## Goal
Reproduce each record below exactly as written.

## Records to process
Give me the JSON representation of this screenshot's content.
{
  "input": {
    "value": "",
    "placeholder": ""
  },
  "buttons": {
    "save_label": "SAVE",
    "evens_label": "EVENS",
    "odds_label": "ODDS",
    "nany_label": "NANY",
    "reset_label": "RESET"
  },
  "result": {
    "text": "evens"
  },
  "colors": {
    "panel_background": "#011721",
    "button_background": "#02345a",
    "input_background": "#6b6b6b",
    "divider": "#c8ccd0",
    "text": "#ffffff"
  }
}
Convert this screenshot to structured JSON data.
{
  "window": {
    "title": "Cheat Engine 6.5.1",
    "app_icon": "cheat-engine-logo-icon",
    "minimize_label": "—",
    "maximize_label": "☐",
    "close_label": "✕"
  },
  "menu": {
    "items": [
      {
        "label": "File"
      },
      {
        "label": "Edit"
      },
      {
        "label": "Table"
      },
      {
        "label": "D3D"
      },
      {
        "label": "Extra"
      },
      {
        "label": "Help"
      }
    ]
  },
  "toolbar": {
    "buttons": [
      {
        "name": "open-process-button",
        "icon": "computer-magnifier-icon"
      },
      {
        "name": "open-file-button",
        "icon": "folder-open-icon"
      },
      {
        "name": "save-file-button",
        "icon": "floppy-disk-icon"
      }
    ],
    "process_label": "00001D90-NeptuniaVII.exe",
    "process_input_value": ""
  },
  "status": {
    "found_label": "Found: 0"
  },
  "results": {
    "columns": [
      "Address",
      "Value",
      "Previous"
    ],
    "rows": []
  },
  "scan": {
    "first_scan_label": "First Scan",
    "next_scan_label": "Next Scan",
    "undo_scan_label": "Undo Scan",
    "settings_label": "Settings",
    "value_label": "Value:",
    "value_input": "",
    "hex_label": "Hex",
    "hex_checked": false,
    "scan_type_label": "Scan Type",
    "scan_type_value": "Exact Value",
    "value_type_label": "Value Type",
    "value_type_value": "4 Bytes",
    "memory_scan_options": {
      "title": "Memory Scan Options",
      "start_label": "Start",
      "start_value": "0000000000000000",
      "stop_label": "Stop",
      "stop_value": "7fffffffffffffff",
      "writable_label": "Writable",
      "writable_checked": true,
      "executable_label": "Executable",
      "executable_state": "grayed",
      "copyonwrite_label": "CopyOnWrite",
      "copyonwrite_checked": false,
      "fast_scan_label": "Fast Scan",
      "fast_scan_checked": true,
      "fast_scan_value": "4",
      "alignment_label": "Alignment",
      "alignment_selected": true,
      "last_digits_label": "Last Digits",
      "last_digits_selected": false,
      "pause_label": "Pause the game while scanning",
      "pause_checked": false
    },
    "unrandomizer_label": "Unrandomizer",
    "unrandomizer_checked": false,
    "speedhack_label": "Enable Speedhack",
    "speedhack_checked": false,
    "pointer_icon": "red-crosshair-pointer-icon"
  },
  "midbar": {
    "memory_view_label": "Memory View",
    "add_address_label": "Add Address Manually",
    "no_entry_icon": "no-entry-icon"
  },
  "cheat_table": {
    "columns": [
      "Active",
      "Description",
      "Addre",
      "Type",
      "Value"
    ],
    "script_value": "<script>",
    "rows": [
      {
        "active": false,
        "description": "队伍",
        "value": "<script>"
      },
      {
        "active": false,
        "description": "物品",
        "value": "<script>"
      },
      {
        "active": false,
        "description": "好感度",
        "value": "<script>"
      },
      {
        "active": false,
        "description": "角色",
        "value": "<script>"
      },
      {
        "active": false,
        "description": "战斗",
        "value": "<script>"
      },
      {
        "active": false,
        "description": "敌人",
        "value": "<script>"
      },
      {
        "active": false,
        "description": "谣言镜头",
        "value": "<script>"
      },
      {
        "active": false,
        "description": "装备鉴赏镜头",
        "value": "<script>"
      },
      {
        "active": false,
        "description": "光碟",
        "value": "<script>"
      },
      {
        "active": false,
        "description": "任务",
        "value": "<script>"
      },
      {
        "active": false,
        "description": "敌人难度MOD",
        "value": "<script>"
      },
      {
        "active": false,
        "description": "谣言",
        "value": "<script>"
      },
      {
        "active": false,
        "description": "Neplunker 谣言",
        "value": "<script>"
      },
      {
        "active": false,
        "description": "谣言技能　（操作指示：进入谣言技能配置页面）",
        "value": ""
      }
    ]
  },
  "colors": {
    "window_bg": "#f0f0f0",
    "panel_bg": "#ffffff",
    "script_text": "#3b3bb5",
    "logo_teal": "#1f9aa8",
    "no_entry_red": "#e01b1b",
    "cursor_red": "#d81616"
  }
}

## Solution to the exercise
Give me the JSON representation of this screenshot's content.
{
  "input": {
    "value": "",
    "placeholder": ""
  },
  "buttons": {
    "save_label": "SAVE",
    "evens_label": "EVENS",
    "odds_label": "ODDS",
    "nany_label": "NANY",
    "reset_label": "RESET"
  },
  "result": {
    "text": "evens"
  },
  "colors": {
    "panel_background": "#011721",
    "button_background": "#02345a",
    "input_background": "#6b6b6b",
    "divider": "#c8ccd0",
    "text": "#ffffff"
  }
}
Convert this screenshot to structured JSON data.
{
  "window": {
    "title": "Cheat Engine 6.5.1",
    "app_icon": "cheat-engine-logo-icon",
    "minimize_label": "—",
    "maximize_label": "☐",
    "close_label": "✕"
  },
  "menu": {
    "items": [
      {
        "label": "File"
      },
      {
        "label": "Edit"
      },
      {
        "label": "Table"
      },
      {
        "label": "D3D"
      },
      {
        "label": "Extra"
      },
      {
        "label": "Help"
      }
    ]
  },
  "toolbar": {
    "buttons": [
      {
        "name": "open-process-button",
        "icon": "computer-magnifier-icon"
      },
      {
        "name": "open-file-button",
        "icon": "folder-open-icon"
      },
      {
        "name": "save-file-button",
        "icon": "floppy-disk-icon"
      }
    ],
    "process_label": "00001D90-NeptuniaVII.exe",
    "process_input_value": ""
  },
  "status": {
    "found_label": "Found: 0"
  },
  "results": {
    "columns": [
      "Address",
      "Value",
      "Previous"
    ],
    "rows": []
  },
  "scan": {
    "first_scan_label": "First Scan",
    "next_scan_label": "Next Scan",
    "undo_scan_label": "Undo Scan",
    "settings_label": "Settings",
    "value_label": "Value:",
    "value_input": "",
    "hex_label": "Hex",
    "hex_checked": false,
    "scan_type_label": "Scan Type",
    "scan_type_value": "Exact Value",
    "value_type_label": "Value Type",
    "value_type_value": "4 Bytes",
    "memory_scan_options": {
      "title": "Memory Scan Options",
      "start_label": "Start",
      "start_value": "0000000000000000",
      "stop_label": "Stop",
      "stop_value": "7fffffffffffffff",
      "writable_label": "Writable",
      "writable_checked": true,
      "executable_label": "Executable",
      "executable_state": "grayed",
      "copyonwrite_label": "CopyOnWrite",
      "copyonwrite_checked": false,
      "fast_scan_label": "Fast Scan",
      "fast_scan_checked": true,
      "fast_scan_value": "4",
      "alignment_label": "Alignment",
      "alignment_selected": true,
      "last_digits_label": "Last Digits",
      "last_digits_selected": false,
      "pause_label": "Pause the game while scanning",
      "pause_checked": false
    },
    "unrandomizer_label": "Unrandomizer",
    "unrandomizer_checked": false,
    "speedhack_label": "Enable Speedhack",
    "speedhack_checked": false,
    "pointer_icon": "red-crosshair-pointer-icon"
  },
  "midbar": {
    "memory_view_label": "Memory View",
    "add_address_label": "Add Address Manually",
    "no_entry_icon": "no-entry-icon"
  },
  "cheat_table": {
    "columns": [
      "Active",
      "Description",
      "Addre",
      "Type",
      "Value"
    ],
    "script_value": "<script>",
    "rows": [
      {
        "active": false,
        "description": "队伍",
        "value": "<script>"
      },
      {
        "active": false,
        "description": "物品",
        "value": "<script>"
      },
      {
        "active": false,
        "description": "好感度",
        "value": "<script>"
      },
      {
        "active": false,
        "description": "角色",
        "value": "<script>"
      },
      {
        "active": false,
        "description": "战斗",
        "value": "<script>"
      },
      {
        "active": false,
        "description": "敌人",
        "value": "<script>"
      },
      {
        "active": false,
        "description": "谣言镜头",
        "value": "<script>"
      },
      {
        "active": false,
        "description": "装备鉴赏镜头",
        "value": "<script>"
      },
      {
        "active": false,
        "description": "光碟",
        "value": "<script>"
      },
      {
        "active": false,
        "description": "任务",
        "value": "<script>"
      },
      {
        "active": false,
        "description": "敌人难度MOD",
        "value": "<script>"
      },
      {
        "active": false,
        "description": "谣言",
        "value": "<script>"
      },
      {
        "active": false,
        "description": "Neplunker 谣言",
        "value": "<script>"
      },
      {
        "active": false,
        "description": "谣言技能　（操作指示：进入谣言技能配置页面）",
        "value": ""
      }
    ]
  },
  "colors": {
    "window_bg": "#f0f0f0",
    "panel_bg": "#ffffff",
    "script_text": "#3b3bb5",
    "logo_teal": "#1f9aa8",
    "no_entry_red": "#e01b1b",
    "cursor_red": "#d81616"
  }
}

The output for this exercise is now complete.